(Material to process):

---

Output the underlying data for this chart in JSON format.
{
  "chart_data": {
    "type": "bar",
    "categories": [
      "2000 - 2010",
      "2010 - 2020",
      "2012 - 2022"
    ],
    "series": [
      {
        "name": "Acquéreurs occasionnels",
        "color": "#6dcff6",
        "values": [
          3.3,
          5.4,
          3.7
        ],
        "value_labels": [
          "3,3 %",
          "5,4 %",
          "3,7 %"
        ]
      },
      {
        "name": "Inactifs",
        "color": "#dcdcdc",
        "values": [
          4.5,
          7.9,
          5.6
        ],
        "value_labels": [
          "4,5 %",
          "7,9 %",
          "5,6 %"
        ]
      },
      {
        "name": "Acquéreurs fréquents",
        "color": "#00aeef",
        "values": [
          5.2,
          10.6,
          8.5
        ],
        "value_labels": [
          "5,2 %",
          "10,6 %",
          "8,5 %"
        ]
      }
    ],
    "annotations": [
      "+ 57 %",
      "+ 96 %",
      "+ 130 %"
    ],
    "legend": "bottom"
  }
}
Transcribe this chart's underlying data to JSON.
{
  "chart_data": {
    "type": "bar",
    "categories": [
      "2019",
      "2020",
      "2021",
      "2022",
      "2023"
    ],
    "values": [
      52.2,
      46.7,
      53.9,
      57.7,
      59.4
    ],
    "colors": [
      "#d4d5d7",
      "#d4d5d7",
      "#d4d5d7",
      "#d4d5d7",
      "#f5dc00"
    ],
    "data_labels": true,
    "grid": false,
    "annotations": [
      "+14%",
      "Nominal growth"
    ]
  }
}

---

(Instructions for the task): From the preceding material, extract every line exactly.

(Complete response):
Output the underlying data for this chart in JSON format.
{
  "chart_data": {
    "type": "bar",
    "categories": [
      "2000 - 2010",
      "2010 - 2020",
      "2012 - 2022"
    ],
    "series": [
      {
        "name": "Acquéreurs occasionnels",
        "color": "#6dcff6",
        "values": [
          3.3,
          5.4,
          3.7
        ],
        "value_labels": [
          "3,3 %",
          "5,4 %",
          "3,7 %"
        ]
      },
      {
        "name": "Inactifs",
        "color": "#dcdcdc",
        "values": [
          4.5,
          7.9,
          5.6
        ],
        "value_labels": [
          "4,5 %",
          "7,9 %",
          "5,6 %"
        ]
      },
      {
        "name": "Acquéreurs fréquents",
        "color": "#00aeef",
        "values": [
          5.2,
          10.6,
          8.5
        ],
        "value_labels": [
          "5,2 %",
          "10,6 %",
          "8,5 %"
        ]
      }
    ],
    "annotations": [
      "+ 57 %",
      "+ 96 %",
      "+ 130 %"
    ],
    "legend": "bottom"
  }
}
Transcribe this chart's underlying data to JSON.
{
  "chart_data": {
    "type": "bar",
    "categories": [
      "2019",
      "2020",
      "2021",
      "2022",
      "2023"
    ],
    "values": [
      52.2,
      46.7,
      53.9,
      57.7,
      59.4
    ],
    "colors": [
      "#d4d5d7",
      "#d4d5d7",
      "#d4d5d7",
      "#d4d5d7",
      "#f5dc00"
    ],
    "data_labels": true,
    "grid": false,
    "annotations": [
      "+14%",
      "Nominal growth"
    ]
  }
}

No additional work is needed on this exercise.